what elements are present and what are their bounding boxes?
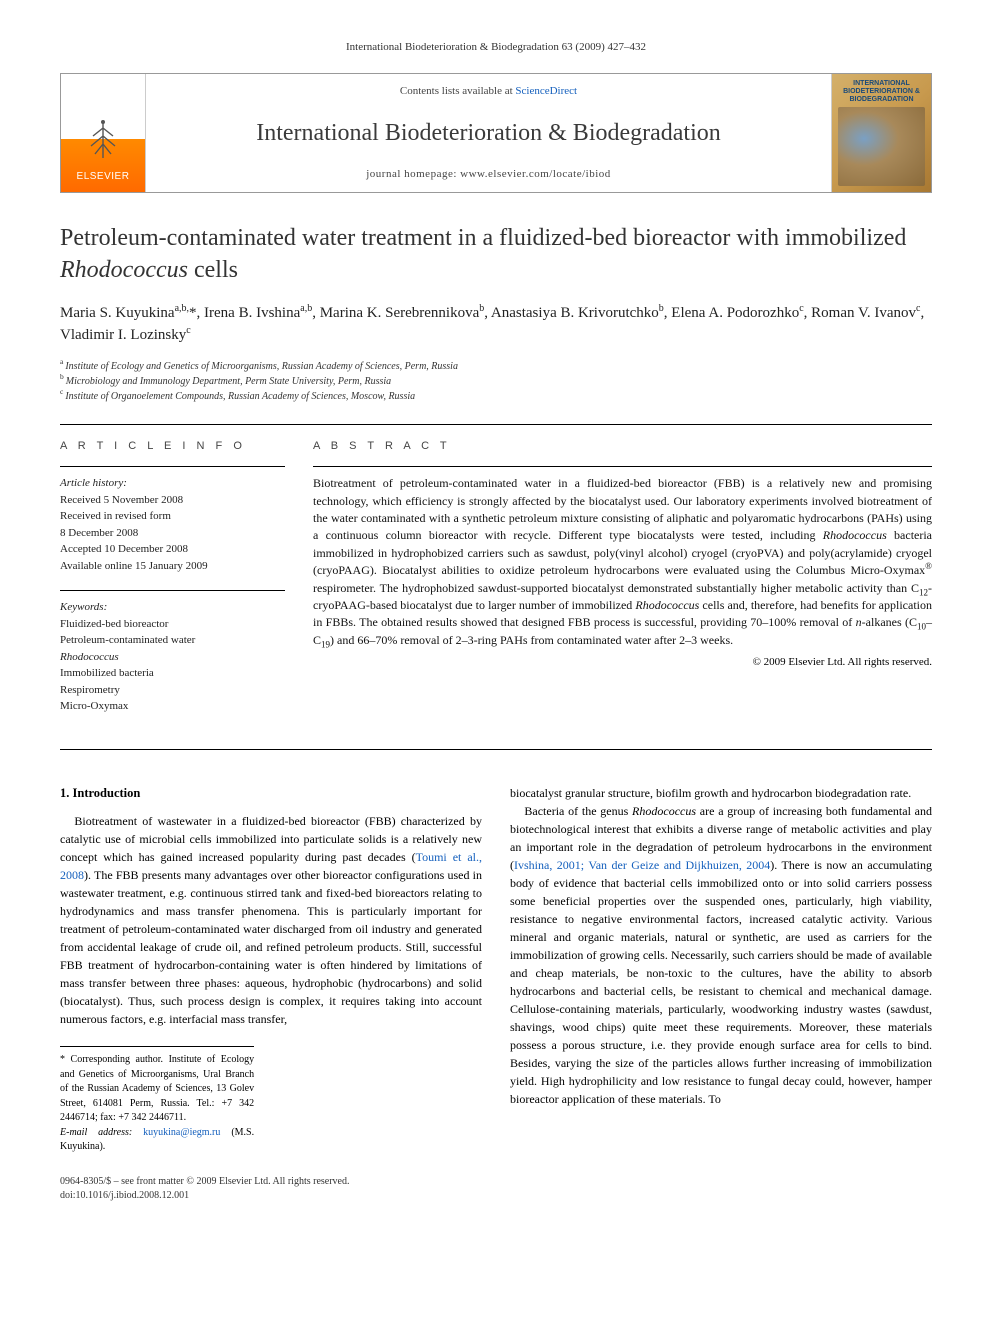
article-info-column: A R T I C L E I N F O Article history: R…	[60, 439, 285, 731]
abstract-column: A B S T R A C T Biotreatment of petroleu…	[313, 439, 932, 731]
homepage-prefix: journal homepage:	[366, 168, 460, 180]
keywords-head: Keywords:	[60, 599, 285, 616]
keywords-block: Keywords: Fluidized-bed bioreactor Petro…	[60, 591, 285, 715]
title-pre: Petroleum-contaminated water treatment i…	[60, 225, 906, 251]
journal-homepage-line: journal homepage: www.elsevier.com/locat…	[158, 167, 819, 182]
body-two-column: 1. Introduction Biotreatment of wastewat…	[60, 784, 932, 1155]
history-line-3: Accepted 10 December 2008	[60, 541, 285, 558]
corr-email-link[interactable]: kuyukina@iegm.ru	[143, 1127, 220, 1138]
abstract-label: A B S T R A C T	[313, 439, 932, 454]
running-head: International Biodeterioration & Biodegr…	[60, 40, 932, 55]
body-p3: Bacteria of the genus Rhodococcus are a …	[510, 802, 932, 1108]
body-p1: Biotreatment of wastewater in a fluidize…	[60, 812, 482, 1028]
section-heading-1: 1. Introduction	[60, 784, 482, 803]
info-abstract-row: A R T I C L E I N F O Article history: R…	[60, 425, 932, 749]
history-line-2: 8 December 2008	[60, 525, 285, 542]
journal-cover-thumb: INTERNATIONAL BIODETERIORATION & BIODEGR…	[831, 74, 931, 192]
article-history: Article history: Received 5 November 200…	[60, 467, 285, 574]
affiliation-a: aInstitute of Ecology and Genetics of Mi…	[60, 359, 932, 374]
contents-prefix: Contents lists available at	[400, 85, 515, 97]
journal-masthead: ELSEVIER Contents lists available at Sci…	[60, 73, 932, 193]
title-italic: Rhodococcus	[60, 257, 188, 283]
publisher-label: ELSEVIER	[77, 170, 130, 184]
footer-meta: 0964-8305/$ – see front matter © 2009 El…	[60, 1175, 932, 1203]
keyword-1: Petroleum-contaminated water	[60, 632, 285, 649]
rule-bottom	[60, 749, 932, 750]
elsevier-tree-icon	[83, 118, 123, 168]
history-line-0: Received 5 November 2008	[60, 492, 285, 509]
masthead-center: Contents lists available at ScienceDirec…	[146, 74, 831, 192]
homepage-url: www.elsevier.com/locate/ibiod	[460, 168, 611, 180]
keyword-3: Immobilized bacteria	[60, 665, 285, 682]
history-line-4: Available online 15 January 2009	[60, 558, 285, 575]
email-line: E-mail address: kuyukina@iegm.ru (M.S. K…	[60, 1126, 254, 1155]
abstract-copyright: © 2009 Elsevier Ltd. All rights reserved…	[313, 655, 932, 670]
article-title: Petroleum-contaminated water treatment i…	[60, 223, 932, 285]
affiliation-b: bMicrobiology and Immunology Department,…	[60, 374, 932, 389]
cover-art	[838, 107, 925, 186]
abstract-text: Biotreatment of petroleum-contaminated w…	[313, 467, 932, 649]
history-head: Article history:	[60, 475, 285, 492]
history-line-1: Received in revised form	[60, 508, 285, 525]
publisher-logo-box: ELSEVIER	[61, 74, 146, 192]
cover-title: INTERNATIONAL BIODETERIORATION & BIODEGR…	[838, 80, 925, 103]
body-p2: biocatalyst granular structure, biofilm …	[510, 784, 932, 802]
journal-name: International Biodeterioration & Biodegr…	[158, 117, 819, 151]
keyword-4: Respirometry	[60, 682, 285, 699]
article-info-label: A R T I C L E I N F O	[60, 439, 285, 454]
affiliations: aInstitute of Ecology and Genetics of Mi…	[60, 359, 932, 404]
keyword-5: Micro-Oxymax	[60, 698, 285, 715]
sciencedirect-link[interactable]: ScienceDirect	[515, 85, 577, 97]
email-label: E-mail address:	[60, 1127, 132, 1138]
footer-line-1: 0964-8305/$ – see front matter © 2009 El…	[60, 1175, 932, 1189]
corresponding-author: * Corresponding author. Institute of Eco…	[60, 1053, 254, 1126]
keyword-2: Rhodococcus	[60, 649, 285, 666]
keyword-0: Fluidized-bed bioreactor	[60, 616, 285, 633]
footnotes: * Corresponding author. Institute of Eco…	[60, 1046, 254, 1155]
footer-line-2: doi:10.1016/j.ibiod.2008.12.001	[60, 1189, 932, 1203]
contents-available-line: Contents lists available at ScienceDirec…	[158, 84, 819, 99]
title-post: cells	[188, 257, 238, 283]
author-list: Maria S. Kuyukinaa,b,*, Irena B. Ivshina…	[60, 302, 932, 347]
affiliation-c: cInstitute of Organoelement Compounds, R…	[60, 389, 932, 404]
********
= PROMPT =
When a line in the material above holds the word "label", copy that line.

= TASK RESULT =
abstract-label: A B S T R A C T	[313, 439, 932, 454]
publisher-label: ELSEVIER	[77, 170, 130, 184]
article-info-label: A R T I C L E I N F O	[60, 439, 285, 454]
email-label: E-mail address:	[60, 1127, 132, 1138]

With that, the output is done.